Set problem: Output the records. Match them exactly.

Provided records:
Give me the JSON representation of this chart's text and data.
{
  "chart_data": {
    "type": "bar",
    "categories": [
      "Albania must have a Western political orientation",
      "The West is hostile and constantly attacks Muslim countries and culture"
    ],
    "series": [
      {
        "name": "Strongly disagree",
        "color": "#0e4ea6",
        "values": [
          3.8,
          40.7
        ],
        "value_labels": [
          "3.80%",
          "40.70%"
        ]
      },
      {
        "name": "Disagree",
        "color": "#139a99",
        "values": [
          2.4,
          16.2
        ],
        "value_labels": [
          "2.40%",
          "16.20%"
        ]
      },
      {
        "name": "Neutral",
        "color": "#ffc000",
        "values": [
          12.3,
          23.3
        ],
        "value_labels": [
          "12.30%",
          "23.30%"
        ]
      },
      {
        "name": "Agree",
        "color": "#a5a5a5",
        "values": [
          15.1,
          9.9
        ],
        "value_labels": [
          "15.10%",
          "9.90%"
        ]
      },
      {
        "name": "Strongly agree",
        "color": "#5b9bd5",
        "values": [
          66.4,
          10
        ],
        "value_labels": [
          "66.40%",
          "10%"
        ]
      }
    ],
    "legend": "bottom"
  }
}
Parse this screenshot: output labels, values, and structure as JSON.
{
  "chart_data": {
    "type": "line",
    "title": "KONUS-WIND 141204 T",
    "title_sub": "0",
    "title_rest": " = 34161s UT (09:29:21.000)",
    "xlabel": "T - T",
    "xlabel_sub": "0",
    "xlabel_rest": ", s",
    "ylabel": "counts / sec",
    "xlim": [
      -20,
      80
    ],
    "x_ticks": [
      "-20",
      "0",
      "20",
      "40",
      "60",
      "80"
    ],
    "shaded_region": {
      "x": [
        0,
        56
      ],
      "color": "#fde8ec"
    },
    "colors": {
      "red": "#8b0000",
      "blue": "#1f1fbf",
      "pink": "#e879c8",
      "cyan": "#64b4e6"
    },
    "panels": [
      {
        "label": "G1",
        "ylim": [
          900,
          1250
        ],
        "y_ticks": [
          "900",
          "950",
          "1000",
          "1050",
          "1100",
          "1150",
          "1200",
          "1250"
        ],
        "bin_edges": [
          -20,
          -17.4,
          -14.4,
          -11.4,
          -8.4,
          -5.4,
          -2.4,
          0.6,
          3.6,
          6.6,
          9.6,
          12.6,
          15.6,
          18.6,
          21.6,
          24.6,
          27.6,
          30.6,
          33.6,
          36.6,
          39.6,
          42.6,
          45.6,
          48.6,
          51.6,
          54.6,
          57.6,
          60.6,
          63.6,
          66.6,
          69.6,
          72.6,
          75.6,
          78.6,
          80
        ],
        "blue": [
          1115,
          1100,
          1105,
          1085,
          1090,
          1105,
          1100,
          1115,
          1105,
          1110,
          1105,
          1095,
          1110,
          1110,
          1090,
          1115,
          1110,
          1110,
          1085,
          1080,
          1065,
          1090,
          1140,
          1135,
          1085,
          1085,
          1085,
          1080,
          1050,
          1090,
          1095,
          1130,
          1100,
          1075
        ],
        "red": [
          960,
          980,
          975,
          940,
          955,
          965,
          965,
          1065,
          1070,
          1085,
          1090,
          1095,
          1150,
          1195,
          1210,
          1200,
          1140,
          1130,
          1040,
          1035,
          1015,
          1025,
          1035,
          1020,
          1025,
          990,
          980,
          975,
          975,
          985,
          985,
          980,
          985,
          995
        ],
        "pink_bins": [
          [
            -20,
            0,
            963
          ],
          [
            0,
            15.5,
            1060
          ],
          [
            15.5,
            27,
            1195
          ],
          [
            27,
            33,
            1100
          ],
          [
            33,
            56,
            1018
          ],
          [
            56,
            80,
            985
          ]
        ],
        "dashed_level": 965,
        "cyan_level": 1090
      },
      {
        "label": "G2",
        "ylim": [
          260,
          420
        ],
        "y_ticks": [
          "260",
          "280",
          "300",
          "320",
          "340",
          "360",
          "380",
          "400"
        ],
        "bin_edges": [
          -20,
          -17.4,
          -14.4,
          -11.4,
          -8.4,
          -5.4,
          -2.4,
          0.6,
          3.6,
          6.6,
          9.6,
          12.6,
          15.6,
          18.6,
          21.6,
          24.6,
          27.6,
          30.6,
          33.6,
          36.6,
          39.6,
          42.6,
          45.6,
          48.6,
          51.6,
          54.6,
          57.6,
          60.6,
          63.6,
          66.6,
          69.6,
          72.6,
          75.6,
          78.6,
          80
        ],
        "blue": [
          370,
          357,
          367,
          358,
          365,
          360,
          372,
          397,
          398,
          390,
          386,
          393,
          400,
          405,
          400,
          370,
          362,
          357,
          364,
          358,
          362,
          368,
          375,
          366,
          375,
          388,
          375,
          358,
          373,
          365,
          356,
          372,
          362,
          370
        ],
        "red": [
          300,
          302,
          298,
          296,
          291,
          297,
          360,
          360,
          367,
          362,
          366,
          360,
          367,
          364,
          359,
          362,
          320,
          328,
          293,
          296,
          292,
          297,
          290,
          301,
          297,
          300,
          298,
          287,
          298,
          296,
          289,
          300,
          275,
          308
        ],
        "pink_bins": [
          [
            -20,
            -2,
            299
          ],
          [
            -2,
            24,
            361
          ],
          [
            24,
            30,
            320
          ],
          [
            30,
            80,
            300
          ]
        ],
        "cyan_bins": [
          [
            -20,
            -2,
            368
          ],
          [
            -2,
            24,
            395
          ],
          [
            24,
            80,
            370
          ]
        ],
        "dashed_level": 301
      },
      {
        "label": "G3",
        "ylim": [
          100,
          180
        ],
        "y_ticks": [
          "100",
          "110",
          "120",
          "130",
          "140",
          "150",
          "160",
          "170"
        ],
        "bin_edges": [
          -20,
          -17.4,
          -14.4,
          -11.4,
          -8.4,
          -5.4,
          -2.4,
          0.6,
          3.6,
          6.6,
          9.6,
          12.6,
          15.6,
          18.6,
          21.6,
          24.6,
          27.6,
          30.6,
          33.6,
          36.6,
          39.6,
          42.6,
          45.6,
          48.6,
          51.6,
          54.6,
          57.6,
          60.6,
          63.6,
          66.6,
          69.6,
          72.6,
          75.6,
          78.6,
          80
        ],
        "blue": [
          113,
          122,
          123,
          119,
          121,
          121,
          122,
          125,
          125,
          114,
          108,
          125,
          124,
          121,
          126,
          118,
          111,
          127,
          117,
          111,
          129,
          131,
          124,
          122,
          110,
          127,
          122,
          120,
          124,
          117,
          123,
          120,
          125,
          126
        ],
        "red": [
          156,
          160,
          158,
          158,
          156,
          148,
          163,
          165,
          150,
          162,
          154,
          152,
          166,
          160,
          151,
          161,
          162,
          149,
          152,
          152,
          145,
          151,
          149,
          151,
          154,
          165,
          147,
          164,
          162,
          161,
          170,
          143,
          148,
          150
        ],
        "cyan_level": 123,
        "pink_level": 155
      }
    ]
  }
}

Final result:
Give me the JSON representation of this chart's text and data.
{
  "chart_data": {
    "type": "bar",
    "categories": [
      "Albania must have a Western political orientation",
      "The West is hostile and constantly attacks Muslim countries and culture"
    ],
    "series": [
      {
        "name": "Strongly disagree",
        "color": "#0e4ea6",
        "values": [
          3.8,
          40.7
        ],
        "value_labels": [
          "3.80%",
          "40.70%"
        ]
      },
      {
        "name": "Disagree",
        "color": "#139a99",
        "values": [
          2.4,
          16.2
        ],
        "value_labels": [
          "2.40%",
          "16.20%"
        ]
      },
      {
        "name": "Neutral",
        "color": "#ffc000",
        "values": [
          12.3,
          23.3
        ],
        "value_labels": [
          "12.30%",
          "23.30%"
        ]
      },
      {
        "name": "Agree",
        "color": "#a5a5a5",
        "values": [
          15.1,
          9.9
        ],
        "value_labels": [
          "15.10%",
          "9.90%"
        ]
      },
      {
        "name": "Strongly agree",
        "color": "#5b9bd5",
        "values": [
          66.4,
          10
        ],
        "value_labels": [
          "66.40%",
          "10%"
        ]
      }
    ],
    "legend": "bottom"
  }
}
Parse this screenshot: output labels, values, and structure as JSON.
{
  "chart_data": {
    "type": "line",
    "title": "KONUS-WIND 141204 T",
    "title_sub": "0",
    "title_rest": " = 34161s UT (09:29:21.000)",
    "xlabel": "T - T",
    "xlabel_sub": "0",
    "xlabel_rest": ", s",
    "ylabel": "counts / sec",
    "xlim": [
      -20,
      80
    ],
    "x_ticks": [
      "-20",
      "0",
      "20",
      "40",
      "60",
      "80"
    ],
    "shaded_region": {
      "x": [
        0,
        56
      ],
      "color": "#fde8ec"
    },
    "colors": {
      "red": "#8b0000",
      "blue": "#1f1fbf",
      "pink": "#e879c8",
      "cyan": "#64b4e6"
    },
    "panels": [
      {
        "label": "G1",
        "ylim": [
          900,
          1250
        ],
        "y_ticks": [
          "900",
          "950",
          "1000",
          "1050",
          "1100",
          "1150",
          "1200",
          "1250"
        ],
        "bin_edges": [
          -20,
          -17.4,
          -14.4,
          -11.4,
          -8.4,
          -5.4,
          -2.4,
          0.6,
          3.6,
          6.6,
          9.6,
          12.6,
          15.6,
          18.6,
          21.6,
          24.6,
          27.6,
          30.6,
          33.6,
          36.6,
          39.6,
          42.6,
          45.6,
          48.6,
          51.6,
          54.6,
          57.6,
          60.6,
          63.6,
          66.6,
          69.6,
          72.6,
          75.6,
          78.6,
          80
        ],
        "blue": [
          1115,
          1100,
          1105,
          1085,
          1090,
          1105,
          1100,
          1115,
          1105,
          1110,
          1105,
          1095,
          1110,
          1110,
          1090,
          1115,
          1110,
          1110,
          1085,
          1080,
          1065,
          1090,
          1140,
          1135,
          1085,
          1085,
          1085,
          1080,
          1050,
          1090,
          1095,
          1130,
          1100,
          1075
        ],
        "red": [
          960,
          980,
          975,
          940,
          955,
          965,
          965,
          1065,
          1070,
          1085,
          1090,
          1095,
          1150,
          1195,
          1210,
          1200,
          1140,
          1130,
          1040,
          1035,
          1015,
          1025,
          1035,
          1020,
          1025,
          990,
          980,
          975,
          975,
          985,
          985,
          980,
          985,
          995
        ],
        "pink_bins": [
          [
            -20,
            0,
            963
          ],
          [
            0,
            15.5,
            1060
          ],
          [
            15.5,
            27,
            1195
          ],
          [
            27,
            33,
            1100
          ],
          [
            33,
            56,
            1018
          ],
          [
            56,
            80,
            985
          ]
        ],
        "dashed_level": 965,
        "cyan_level": 1090
      },
      {
        "label": "G2",
        "ylim": [
          260,
          420
        ],
        "y_ticks": [
          "260",
          "280",
          "300",
          "320",
          "340",
          "360",
          "380",
          "400"
        ],
        "bin_edges": [
          -20,
          -17.4,
          -14.4,
          -11.4,
          -8.4,
          -5.4,
          -2.4,
          0.6,
          3.6,
          6.6,
          9.6,
          12.6,
          15.6,
          18.6,
          21.6,
          24.6,
          27.6,
          30.6,
          33.6,
          36.6,
          39.6,
          42.6,
          45.6,
          48.6,
          51.6,
          54.6,
          57.6,
          60.6,
          63.6,
          66.6,
          69.6,
          72.6,
          75.6,
          78.6,
          80
        ],
        "blue": [
          370,
          357,
          367,
          358,
          365,
          360,
          372,
          397,
          398,
          390,
          386,
          393,
          400,
          405,
          400,
          370,
          362,
          357,
          364,
          358,
          362,
          368,
          375,
          366,
          375,
          388,
          375,
          358,
          373,
          365,
          356,
          372,
          362,
          370
        ],
        "red": [
          300,
          302,
          298,
          296,
          291,
          297,
          360,
          360,
          367,
          362,
          366,
          360,
          367,
          364,
          359,
          362,
          320,
          328,
          293,
          296,
          292,
          297,
          290,
          301,
          297,
          300,
          298,
          287,
          298,
          296,
          289,
          300,
          275,
          308
        ],
        "pink_bins": [
          [
            -20,
            -2,
            299
          ],
          [
            -2,
            24,
            361
          ],
          [
            24,
            30,
            320
          ],
          [
            30,
            80,
            300
          ]
        ],
        "cyan_bins": [
          [
            -20,
            -2,
            368
          ],
          [
            -2,
            24,
            395
          ],
          [
            24,
            80,
            370
          ]
        ],
        "dashed_level": 301
      },
      {
        "label": "G3",
        "ylim": [
          100,
          180
        ],
        "y_ticks": [
          "100",
          "110",
          "120",
          "130",
          "140",
          "150",
          "160",
          "170"
        ],
        "bin_edges": [
          -20,
          -17.4,
          -14.4,
          -11.4,
          -8.4,
          -5.4,
          -2.4,
          0.6,
          3.6,
          6.6,
          9.6,
          12.6,
          15.6,
          18.6,
          21.6,
          24.6,
          27.6,
          30.6,
          33.6,
          36.6,
          39.6,
          42.6,
          45.6,
          48.6,
          51.6,
          54.6,
          57.6,
          60.6,
          63.6,
          66.6,
          69.6,
          72.6,
          75.6,
          78.6,
          80
        ],
        "blue": [
          113,
          122,
          123,
          119,
          121,
          121,
          122,
          125,
          125,
          114,
          108,
          125,
          124,
          121,
          126,
          118,
          111,
          127,
          117,
          111,
          129,
          131,
          124,
          122,
          110,
          127,
          122,
          120,
          124,
          117,
          123,
          120,
          125,
          126
        ],
        "red": [
          156,
          160,
          158,
          158,
          156,
          148,
          163,
          165,
          150,
          162,
          154,
          152,
          166,
          160,
          151,
          161,
          162,
          149,
          152,
          152,
          145,
          151,
          149,
          151,
          154,
          165,
          147,
          164,
          162,
          161,
          170,
          143,
          148,
          150
        ],
        "cyan_level": 123,
        "pink_level": 155
      }
    ]
  }
}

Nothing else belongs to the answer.